What you will do: Copy out only the lines starting at the one that contains "text-line: et cette" and ending at the one that contains "text-line: de se", swapping "tousse" for "crache" and keeping everything else the same.
_ _ _ _ _
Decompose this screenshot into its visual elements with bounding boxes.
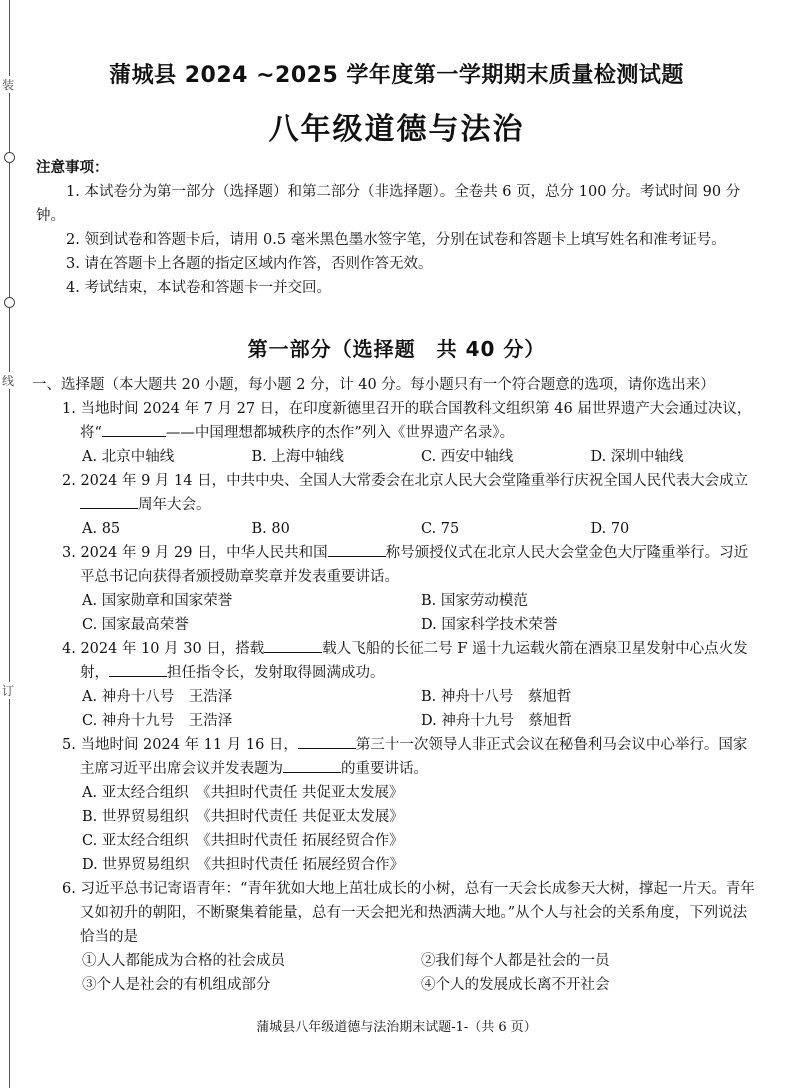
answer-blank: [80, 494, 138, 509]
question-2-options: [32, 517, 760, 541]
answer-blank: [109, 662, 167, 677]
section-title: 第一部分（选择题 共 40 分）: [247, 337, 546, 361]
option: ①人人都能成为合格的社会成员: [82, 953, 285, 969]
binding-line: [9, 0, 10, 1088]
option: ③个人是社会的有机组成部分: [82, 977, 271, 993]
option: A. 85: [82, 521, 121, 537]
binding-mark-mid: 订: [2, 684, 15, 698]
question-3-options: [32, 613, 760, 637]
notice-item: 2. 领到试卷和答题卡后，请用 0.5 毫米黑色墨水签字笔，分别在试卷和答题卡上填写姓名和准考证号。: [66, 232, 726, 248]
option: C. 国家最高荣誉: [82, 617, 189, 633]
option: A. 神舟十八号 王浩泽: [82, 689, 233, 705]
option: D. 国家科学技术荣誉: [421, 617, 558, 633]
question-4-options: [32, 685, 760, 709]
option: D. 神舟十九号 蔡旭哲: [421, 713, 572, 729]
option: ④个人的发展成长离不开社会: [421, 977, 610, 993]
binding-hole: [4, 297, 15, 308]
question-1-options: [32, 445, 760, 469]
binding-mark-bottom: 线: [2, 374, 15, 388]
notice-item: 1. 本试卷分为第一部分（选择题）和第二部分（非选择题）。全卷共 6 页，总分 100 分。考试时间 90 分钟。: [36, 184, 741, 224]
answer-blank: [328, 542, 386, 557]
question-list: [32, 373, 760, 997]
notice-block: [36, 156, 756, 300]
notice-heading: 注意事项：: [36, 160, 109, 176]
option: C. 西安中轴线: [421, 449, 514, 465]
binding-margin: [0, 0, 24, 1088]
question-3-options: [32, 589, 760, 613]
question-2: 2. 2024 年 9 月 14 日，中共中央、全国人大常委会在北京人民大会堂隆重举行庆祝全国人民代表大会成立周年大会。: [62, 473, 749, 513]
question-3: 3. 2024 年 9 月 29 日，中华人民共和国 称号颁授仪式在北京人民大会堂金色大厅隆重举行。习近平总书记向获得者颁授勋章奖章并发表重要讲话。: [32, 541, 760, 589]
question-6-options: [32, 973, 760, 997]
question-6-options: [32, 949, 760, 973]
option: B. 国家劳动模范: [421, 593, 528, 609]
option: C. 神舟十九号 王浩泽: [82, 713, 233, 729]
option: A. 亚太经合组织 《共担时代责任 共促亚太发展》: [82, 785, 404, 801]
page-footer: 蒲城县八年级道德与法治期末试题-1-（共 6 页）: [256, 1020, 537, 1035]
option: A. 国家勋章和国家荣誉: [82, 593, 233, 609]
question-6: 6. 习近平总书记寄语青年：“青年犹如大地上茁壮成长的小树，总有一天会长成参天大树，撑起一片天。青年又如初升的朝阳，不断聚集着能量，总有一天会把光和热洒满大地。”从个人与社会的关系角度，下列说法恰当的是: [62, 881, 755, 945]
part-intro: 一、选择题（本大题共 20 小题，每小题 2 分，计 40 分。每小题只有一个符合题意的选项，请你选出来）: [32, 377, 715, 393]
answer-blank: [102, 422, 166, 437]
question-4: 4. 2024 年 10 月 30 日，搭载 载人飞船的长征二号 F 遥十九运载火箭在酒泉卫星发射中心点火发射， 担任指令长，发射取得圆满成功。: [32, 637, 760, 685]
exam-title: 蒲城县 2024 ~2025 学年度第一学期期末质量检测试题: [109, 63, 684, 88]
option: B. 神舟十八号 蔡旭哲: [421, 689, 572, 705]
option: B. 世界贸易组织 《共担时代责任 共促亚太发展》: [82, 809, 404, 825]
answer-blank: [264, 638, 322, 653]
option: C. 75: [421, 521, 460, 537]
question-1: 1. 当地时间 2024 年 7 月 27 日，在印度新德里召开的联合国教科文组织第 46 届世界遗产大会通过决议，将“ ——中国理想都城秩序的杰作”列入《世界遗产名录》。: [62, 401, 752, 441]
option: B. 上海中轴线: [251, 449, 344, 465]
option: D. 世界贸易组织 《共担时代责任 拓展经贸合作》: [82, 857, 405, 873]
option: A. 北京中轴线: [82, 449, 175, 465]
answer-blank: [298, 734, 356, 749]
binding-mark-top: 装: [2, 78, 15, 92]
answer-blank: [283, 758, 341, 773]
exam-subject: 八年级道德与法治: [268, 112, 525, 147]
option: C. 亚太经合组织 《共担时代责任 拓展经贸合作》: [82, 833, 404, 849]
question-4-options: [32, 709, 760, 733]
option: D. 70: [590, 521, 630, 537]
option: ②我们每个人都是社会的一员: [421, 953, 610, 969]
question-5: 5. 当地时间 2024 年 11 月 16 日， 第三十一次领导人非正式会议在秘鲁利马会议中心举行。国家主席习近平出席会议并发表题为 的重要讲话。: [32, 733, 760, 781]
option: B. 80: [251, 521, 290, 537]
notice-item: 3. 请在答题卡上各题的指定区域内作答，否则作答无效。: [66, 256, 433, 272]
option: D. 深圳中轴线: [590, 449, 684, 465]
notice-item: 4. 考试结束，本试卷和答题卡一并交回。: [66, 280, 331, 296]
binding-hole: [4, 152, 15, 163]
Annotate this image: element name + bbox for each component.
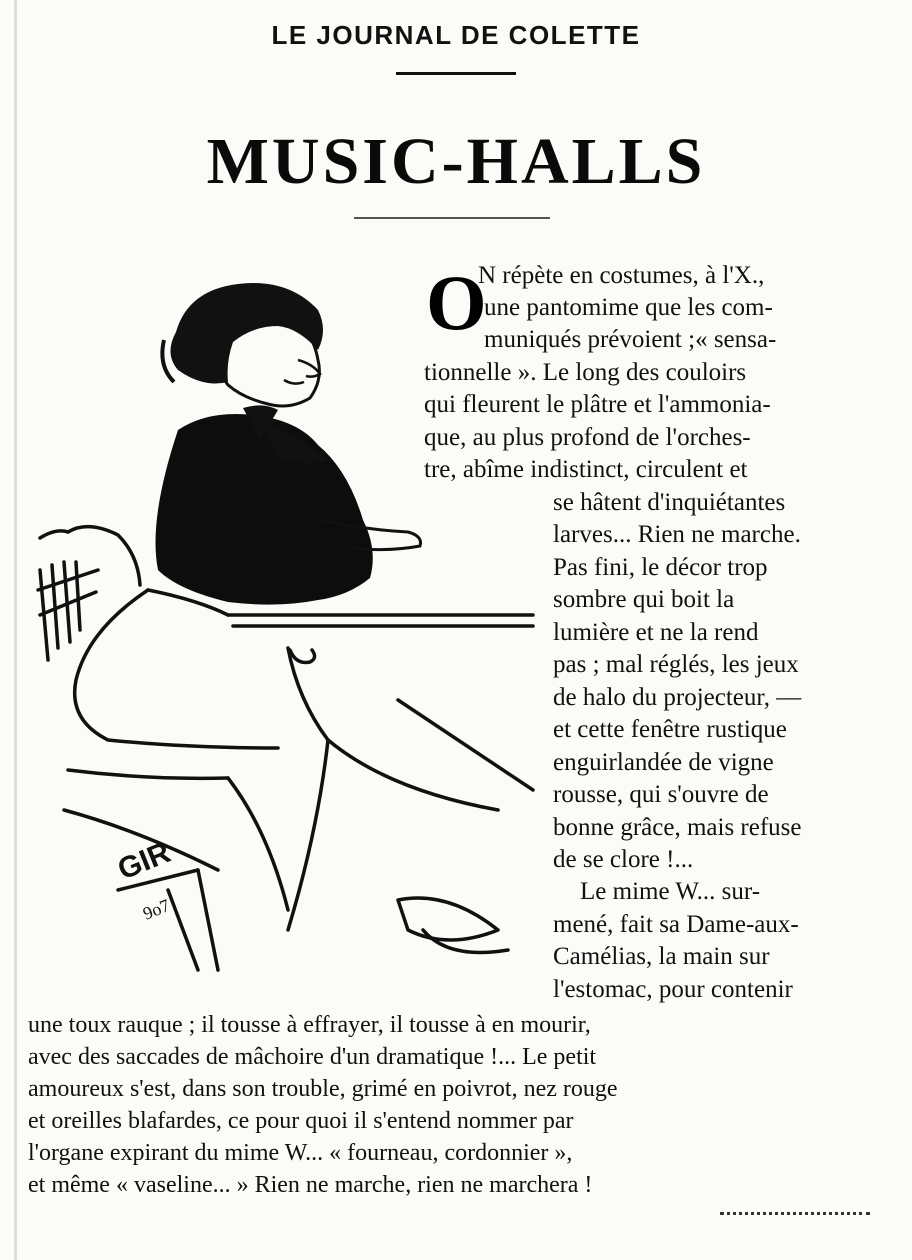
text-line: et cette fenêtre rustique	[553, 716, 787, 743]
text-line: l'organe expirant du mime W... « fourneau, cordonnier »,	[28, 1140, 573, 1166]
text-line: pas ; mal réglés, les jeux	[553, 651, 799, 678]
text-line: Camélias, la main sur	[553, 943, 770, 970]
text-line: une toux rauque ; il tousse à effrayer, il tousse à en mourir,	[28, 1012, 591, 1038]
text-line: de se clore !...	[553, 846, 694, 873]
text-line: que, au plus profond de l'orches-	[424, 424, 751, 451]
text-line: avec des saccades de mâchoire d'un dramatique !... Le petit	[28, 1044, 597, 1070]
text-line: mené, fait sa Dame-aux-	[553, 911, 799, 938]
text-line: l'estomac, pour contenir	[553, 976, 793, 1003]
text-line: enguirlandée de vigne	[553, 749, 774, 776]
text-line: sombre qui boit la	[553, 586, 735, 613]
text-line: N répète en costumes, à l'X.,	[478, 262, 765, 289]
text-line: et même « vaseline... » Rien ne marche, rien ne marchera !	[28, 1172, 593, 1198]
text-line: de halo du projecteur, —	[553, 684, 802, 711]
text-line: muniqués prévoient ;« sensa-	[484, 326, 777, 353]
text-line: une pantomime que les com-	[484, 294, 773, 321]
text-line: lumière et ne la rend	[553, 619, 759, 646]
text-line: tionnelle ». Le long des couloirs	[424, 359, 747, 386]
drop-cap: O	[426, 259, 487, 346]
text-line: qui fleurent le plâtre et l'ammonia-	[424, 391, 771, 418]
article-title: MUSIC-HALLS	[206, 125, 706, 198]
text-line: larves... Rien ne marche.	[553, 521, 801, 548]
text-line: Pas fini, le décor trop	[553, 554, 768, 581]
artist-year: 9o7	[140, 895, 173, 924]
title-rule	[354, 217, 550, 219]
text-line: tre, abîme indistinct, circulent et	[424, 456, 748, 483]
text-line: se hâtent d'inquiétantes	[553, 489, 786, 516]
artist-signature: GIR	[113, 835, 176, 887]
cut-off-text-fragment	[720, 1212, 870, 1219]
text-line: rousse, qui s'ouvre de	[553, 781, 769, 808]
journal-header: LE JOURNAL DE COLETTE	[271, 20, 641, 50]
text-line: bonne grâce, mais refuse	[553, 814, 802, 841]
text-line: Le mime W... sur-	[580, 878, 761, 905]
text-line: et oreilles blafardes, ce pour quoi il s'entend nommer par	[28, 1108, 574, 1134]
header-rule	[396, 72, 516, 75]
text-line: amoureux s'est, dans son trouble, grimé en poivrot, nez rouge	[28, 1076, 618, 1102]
_ _ _ _ _
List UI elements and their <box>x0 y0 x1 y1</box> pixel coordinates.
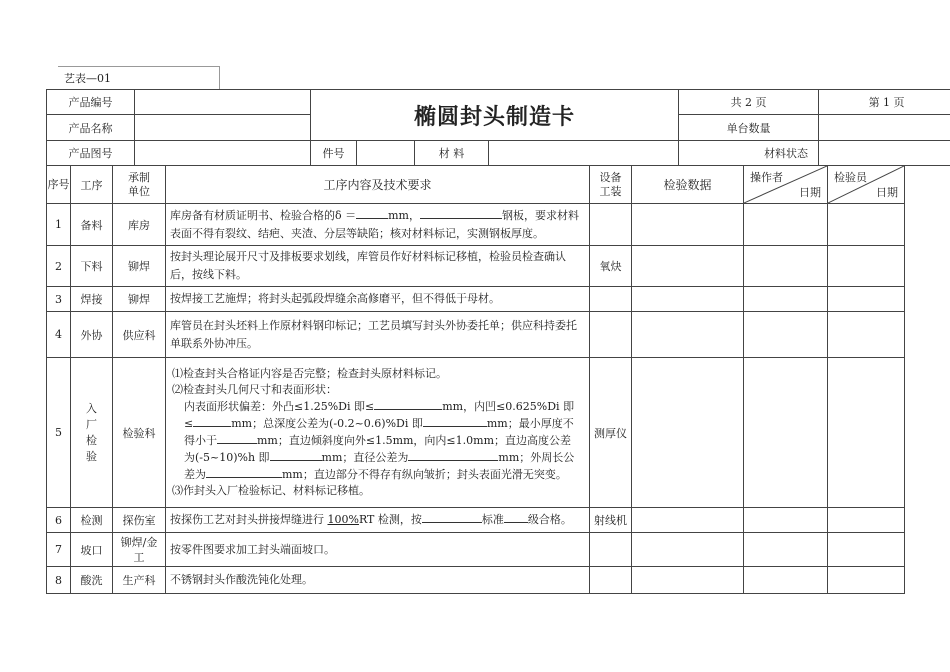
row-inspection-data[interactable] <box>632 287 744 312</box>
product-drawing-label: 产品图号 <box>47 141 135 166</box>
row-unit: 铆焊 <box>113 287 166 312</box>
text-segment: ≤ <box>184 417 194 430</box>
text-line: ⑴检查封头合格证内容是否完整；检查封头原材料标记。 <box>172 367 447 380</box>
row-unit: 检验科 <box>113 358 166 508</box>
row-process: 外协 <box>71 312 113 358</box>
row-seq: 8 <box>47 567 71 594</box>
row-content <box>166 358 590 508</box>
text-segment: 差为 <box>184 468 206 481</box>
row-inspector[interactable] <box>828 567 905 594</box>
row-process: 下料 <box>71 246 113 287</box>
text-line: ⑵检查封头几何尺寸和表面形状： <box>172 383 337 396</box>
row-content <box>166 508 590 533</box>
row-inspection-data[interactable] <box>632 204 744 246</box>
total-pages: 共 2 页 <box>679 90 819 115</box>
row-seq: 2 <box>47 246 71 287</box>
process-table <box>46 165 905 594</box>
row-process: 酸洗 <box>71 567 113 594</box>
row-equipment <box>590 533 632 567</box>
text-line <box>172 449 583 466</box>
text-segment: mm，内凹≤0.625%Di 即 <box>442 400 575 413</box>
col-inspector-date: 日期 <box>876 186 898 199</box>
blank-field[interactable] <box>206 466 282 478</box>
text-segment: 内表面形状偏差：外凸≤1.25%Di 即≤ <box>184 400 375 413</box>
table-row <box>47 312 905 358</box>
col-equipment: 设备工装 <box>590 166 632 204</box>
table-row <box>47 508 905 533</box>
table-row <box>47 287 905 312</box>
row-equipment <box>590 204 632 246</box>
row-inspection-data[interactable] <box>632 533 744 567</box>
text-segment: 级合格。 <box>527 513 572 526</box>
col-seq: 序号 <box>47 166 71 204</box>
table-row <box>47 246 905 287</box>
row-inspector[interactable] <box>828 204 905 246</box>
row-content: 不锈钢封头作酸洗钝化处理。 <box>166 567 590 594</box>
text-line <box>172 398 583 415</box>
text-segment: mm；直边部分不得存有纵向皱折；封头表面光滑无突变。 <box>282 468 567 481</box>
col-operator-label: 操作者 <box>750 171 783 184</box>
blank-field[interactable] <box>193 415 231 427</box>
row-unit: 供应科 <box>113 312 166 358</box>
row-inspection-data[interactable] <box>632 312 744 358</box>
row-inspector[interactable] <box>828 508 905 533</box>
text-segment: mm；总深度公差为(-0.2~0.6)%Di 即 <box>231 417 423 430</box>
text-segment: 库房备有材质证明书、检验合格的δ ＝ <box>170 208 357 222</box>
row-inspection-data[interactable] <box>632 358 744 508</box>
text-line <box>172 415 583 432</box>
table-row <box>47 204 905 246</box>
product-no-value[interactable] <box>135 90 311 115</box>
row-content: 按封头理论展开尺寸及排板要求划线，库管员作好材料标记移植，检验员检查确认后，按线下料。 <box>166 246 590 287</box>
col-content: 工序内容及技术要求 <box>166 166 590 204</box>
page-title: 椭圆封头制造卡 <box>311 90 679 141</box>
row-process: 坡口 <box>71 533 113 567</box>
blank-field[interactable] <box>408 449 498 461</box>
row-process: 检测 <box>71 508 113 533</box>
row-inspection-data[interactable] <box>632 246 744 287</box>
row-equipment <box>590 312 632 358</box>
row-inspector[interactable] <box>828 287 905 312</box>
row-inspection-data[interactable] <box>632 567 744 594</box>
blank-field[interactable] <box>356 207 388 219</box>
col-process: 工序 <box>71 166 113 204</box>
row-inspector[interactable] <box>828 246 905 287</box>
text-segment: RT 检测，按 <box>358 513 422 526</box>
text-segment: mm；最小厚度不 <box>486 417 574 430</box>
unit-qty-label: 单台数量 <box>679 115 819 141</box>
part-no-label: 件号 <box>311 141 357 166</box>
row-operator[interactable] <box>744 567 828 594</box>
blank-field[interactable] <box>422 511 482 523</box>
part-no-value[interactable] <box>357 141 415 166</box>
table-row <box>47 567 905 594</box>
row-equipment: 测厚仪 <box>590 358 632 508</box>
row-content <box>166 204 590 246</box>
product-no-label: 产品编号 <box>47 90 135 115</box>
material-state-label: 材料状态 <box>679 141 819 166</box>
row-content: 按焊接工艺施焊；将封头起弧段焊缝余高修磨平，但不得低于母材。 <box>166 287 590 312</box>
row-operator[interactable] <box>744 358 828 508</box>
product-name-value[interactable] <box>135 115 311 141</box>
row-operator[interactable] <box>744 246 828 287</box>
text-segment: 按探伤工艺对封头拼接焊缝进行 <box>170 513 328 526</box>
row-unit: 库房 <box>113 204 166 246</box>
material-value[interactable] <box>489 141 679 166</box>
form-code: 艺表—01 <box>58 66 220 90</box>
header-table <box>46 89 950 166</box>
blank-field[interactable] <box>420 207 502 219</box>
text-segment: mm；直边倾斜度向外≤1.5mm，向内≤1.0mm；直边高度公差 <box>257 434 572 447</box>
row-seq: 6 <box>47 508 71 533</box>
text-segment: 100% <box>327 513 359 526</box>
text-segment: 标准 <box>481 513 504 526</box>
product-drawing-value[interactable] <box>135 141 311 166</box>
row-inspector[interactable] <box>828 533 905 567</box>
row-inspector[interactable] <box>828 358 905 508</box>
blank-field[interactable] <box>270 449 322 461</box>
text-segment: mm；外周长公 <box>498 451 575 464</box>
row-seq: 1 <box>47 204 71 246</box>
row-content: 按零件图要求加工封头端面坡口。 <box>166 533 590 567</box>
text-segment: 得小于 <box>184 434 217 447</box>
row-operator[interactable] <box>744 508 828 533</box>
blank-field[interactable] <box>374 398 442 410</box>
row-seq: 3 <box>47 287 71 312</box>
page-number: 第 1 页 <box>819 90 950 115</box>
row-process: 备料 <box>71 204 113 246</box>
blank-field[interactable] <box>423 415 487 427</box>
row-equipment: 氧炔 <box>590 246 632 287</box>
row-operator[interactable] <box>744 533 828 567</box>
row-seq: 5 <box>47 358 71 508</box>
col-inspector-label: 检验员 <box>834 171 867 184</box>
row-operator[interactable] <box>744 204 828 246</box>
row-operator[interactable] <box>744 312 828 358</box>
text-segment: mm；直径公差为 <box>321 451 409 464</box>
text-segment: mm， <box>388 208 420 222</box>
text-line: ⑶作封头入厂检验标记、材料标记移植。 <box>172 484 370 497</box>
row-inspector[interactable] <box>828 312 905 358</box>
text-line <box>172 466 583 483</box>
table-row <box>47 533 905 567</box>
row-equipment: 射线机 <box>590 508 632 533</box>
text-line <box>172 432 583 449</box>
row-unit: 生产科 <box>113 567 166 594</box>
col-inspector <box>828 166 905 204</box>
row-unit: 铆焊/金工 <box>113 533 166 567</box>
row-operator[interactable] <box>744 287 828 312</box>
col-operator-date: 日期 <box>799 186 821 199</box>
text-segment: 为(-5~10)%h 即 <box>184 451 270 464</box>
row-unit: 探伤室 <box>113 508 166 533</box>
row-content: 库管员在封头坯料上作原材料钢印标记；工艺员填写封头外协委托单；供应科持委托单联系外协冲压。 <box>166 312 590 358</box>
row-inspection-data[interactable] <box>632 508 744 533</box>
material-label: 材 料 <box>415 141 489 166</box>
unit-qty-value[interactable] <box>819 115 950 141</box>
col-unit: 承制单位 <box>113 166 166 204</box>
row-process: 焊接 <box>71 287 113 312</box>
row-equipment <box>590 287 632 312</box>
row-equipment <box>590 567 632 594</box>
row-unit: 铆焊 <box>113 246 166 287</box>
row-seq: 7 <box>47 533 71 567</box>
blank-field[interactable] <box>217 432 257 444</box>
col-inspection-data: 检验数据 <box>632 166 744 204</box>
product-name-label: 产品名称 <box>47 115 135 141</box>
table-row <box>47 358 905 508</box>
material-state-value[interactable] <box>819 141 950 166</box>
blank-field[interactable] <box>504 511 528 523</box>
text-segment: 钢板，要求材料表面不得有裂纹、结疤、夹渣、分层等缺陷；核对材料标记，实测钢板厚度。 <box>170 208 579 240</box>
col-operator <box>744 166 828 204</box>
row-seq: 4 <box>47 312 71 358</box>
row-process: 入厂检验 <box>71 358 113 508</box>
_ _ _ _ _
Correct output:
text-line: et cette fenêtre rustique	[553, 716, 787, 743]
text-line: l'organe expirant du mime W... « fourneau, cordonnier »,	[28, 1140, 573, 1166]
text-line: pas ; mal réglés, les jeux	[553, 651, 799, 678]
text-line: Camélias, la main sur	[553, 943, 770, 970]
text-line: une toux rauque ; il crache à effrayer, il crache à en mourir,	[28, 1012, 591, 1038]
text-line: de se clore !...	[553, 846, 694, 873]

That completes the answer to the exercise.